**Your instructions**
Return all lines below containing the word "Load".

──────────

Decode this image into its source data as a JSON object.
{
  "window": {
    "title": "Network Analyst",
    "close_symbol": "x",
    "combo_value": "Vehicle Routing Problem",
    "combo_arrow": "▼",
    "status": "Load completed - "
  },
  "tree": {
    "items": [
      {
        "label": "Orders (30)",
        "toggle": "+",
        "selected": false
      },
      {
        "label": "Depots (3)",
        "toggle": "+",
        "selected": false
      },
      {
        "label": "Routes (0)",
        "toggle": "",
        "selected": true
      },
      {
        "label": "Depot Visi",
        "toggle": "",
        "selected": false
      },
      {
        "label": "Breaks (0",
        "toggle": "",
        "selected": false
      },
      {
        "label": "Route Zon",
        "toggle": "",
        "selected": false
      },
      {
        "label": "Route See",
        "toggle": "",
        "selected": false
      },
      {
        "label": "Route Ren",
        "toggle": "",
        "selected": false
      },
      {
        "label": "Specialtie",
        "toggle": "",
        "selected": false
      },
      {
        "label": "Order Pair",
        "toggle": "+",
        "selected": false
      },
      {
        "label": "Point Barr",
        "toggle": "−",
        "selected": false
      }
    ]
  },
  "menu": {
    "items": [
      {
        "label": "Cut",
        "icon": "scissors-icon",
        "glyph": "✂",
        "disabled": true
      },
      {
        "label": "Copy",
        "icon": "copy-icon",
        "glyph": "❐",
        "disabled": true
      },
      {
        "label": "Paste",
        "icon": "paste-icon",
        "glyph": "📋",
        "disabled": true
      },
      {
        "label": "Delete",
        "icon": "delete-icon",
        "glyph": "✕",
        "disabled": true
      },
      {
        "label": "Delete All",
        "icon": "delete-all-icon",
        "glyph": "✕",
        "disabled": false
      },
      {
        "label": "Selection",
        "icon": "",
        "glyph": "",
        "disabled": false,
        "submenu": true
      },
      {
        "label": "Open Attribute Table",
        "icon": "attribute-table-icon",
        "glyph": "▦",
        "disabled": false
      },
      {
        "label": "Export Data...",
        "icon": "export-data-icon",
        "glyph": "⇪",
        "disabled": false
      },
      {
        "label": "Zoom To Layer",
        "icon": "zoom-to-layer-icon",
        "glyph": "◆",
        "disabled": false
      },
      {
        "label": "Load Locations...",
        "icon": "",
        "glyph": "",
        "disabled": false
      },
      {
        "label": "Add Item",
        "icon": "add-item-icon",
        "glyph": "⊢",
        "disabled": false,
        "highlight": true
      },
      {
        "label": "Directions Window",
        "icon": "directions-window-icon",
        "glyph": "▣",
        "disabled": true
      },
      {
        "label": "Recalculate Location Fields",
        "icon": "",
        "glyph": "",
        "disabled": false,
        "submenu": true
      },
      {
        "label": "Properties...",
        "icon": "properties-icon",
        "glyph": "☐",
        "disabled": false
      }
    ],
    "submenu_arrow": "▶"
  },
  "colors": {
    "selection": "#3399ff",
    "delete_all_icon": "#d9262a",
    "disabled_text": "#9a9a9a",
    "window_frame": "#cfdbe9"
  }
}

──────────

**Task solution**
    "status": "Load completed - "
        "label": "Load Locations...",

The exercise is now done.